Write out the full set of records below exactly.

RECORDS TO USE start

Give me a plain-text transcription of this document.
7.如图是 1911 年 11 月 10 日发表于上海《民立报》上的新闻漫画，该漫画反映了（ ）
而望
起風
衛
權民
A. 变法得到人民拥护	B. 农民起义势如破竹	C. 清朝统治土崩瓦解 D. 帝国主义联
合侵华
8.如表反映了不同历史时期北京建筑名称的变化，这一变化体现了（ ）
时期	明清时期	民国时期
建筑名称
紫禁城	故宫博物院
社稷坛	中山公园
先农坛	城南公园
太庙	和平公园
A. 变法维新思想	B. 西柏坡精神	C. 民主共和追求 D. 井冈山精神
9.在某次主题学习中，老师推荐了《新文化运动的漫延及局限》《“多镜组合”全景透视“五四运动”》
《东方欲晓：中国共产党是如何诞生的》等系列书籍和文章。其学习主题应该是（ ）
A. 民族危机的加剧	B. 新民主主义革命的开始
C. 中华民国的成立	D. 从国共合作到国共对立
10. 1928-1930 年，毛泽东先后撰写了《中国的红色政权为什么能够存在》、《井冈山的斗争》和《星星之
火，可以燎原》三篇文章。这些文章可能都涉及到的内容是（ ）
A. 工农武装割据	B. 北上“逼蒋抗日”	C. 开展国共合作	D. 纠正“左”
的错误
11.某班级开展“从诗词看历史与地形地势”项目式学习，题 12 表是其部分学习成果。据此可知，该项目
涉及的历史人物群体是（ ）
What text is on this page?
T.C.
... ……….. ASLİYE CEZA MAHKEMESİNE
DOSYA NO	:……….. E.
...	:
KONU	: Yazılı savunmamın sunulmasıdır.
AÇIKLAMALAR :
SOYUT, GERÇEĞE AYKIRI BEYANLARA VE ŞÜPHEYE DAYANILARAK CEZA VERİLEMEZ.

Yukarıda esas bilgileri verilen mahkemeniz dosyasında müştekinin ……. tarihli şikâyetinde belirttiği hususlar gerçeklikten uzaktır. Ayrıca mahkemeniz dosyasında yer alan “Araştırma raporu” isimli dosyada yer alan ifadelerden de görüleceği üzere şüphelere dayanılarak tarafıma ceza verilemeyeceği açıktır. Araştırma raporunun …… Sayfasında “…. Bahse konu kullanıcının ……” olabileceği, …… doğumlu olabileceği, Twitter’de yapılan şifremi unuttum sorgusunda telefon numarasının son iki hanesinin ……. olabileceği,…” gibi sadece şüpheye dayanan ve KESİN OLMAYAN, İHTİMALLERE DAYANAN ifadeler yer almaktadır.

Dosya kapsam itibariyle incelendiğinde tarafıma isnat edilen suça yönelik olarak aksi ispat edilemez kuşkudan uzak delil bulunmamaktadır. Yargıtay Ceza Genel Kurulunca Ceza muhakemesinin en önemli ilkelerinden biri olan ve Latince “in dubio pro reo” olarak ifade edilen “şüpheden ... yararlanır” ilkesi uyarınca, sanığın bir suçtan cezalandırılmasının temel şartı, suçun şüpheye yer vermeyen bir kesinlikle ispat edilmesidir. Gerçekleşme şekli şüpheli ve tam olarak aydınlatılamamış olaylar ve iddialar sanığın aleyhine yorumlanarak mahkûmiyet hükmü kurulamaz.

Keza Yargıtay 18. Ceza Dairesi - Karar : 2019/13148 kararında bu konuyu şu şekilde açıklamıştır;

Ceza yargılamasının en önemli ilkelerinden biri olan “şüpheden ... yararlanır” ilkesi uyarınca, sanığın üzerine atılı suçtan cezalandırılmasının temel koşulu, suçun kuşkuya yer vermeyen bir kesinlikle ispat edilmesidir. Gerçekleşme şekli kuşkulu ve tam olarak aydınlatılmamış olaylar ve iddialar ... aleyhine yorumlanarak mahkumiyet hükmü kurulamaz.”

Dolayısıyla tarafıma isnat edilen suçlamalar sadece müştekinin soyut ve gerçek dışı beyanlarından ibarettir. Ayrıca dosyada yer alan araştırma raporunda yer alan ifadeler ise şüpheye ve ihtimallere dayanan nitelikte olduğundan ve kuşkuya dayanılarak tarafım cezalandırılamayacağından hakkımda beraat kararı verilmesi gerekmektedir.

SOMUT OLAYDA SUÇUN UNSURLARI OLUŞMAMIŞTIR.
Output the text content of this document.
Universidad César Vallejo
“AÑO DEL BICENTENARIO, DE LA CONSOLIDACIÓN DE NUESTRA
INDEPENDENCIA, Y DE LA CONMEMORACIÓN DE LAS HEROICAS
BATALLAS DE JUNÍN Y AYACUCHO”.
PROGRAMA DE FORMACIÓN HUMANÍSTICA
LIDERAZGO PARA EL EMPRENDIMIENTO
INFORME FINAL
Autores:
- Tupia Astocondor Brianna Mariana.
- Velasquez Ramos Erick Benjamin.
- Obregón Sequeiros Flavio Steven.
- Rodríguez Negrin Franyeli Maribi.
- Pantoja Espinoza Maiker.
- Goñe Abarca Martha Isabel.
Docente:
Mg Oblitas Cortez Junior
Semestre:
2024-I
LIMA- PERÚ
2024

RECORDS TO USE end

OUTPUT FOR THIS TASK:
Give me a plain-text transcription of this document.
7.如图是 1911 年 11 月 10 日发表于上海《民立报》上的新闻漫画，该漫画反映了（ ）
而望
起風
衛
權民
A. 变法得到人民拥护	B. 农民起义势如破竹	C. 清朝统治土崩瓦解 D. 帝国主义联
合侵华
8.如表反映了不同历史时期北京建筑名称的变化，这一变化体现了（ ）
时期	明清时期	民国时期
建筑名称
紫禁城	故宫博物院
社稷坛	中山公园
先农坛	城南公园
太庙	和平公园
A. 变法维新思想	B. 西柏坡精神	C. 民主共和追求 D. 井冈山精神
9.在某次主题学习中，老师推荐了《新文化运动的漫延及局限》《“多镜组合”全景透视“五四运动”》
《东方欲晓：中国共产党是如何诞生的》等系列书籍和文章。其学习主题应该是（ ）
A. 民族危机的加剧	B. 新民主主义革命的开始
C. 中华民国的成立	D. 从国共合作到国共对立
10. 1928-1930 年，毛泽东先后撰写了《中国的红色政权为什么能够存在》、《井冈山的斗争》和《星星之
火，可以燎原》三篇文章。这些文章可能都涉及到的内容是（ ）
A. 工农武装割据	B. 北上“逼蒋抗日”	C. 开展国共合作	D. 纠正“左”
的错误
11.某班级开展“从诗词看历史与地形地势”项目式学习，题 12 表是其部分学习成果。据此可知，该项目
涉及的历史人物群体是（ ）
What text is on this page?
T.C.
... ……….. ASLİYE CEZA MAHKEMESİNE
DOSYA NO	:……….. E.
...	:
KONU	: Yazılı savunmamın sunulmasıdır.
AÇIKLAMALAR :
SOYUT, GERÇEĞE AYKIRI BEYANLARA VE ŞÜPHEYE DAYANILARAK CEZA VERİLEMEZ.

Yukarıda esas bilgileri verilen mahkemeniz dosyasında müştekinin ……. tarihli şikâyetinde belirttiği hususlar gerçeklikten uzaktır. Ayrıca mahkemeniz dosyasında yer alan “Araştırma raporu” isimli dosyada yer alan ifadelerden de görüleceği üzere şüphelere dayanılarak tarafıma ceza verilemeyeceği açıktır. Araştırma raporunun …… Sayfasında “…. Bahse konu kullanıcının ……” olabileceği, …… doğumlu olabileceği, Twitter’de yapılan şifremi unuttum sorgusunda telefon numarasının son iki hanesinin ……. olabileceği,…” gibi sadece şüpheye dayanan ve KESİN OLMAYAN, İHTİMALLERE DAYANAN ifadeler yer almaktadır.

Dosya kapsam itibariyle incelendiğinde tarafıma isnat edilen suça yönelik olarak aksi ispat edilemez kuşkudan uzak delil bulunmamaktadır. Yargıtay Ceza Genel Kurulunca Ceza muhakemesinin en önemli ilkelerinden biri olan ve Latince “in dubio pro reo” olarak ifade edilen “şüpheden ... yararlanır” ilkesi uyarınca, sanığın bir suçtan cezalandırılmasının temel şartı, suçun şüpheye yer vermeyen bir kesinlikle ispat edilmesidir. Gerçekleşme şekli şüpheli ve tam olarak aydınlatılamamış olaylar ve iddialar sanığın aleyhine yorumlanarak mahkûmiyet hükmü kurulamaz.

Keza Yargıtay 18. Ceza Dairesi - Karar : 2019/13148 kararında bu konuyu şu şekilde açıklamıştır;

Ceza yargılamasının en önemli ilkelerinden biri olan “şüpheden ... yararlanır” ilkesi uyarınca, sanığın üzerine atılı suçtan cezalandırılmasının temel koşulu, suçun kuşkuya yer vermeyen bir kesinlikle ispat edilmesidir. Gerçekleşme şekli kuşkulu ve tam olarak aydınlatılmamış olaylar ve iddialar ... aleyhine yorumlanarak mahkumiyet hükmü kurulamaz.”

Dolayısıyla tarafıma isnat edilen suçlamalar sadece müştekinin soyut ve gerçek dışı beyanlarından ibarettir. Ayrıca dosyada yer alan araştırma raporunda yer alan ifadeler ise şüpheye ve ihtimallere dayanan nitelikte olduğundan ve kuşkuya dayanılarak tarafım cezalandırılamayacağından hakkımda beraat kararı verilmesi gerekmektedir.

SOMUT OLAYDA SUÇUN UNSURLARI OLUŞMAMIŞTIR.
Output the text content of this document.
Universidad César Vallejo
“AÑO DEL BICENTENARIO, DE LA CONSOLIDACIÓN DE NUESTRA
INDEPENDENCIA, Y DE LA CONMEMORACIÓN DE LAS HEROICAS
BATALLAS DE JUNÍN Y AYACUCHO”.
PROGRAMA DE FORMACIÓN HUMANÍSTICA
LIDERAZGO PARA EL EMPRENDIMIENTO
INFORME FINAL
Autores:
- Tupia Astocondor Brianna Mariana.
- Velasquez Ramos Erick Benjamin.
- Obregón Sequeiros Flavio Steven.
- Rodríguez Negrin Franyeli Maribi.
- Pantoja Espinoza Maiker.
- Goñe Abarca Martha Isabel.
Docente:
Mg Oblitas Cortez Junior
Semestre:
2024-I
LIMA- PERÚ
2024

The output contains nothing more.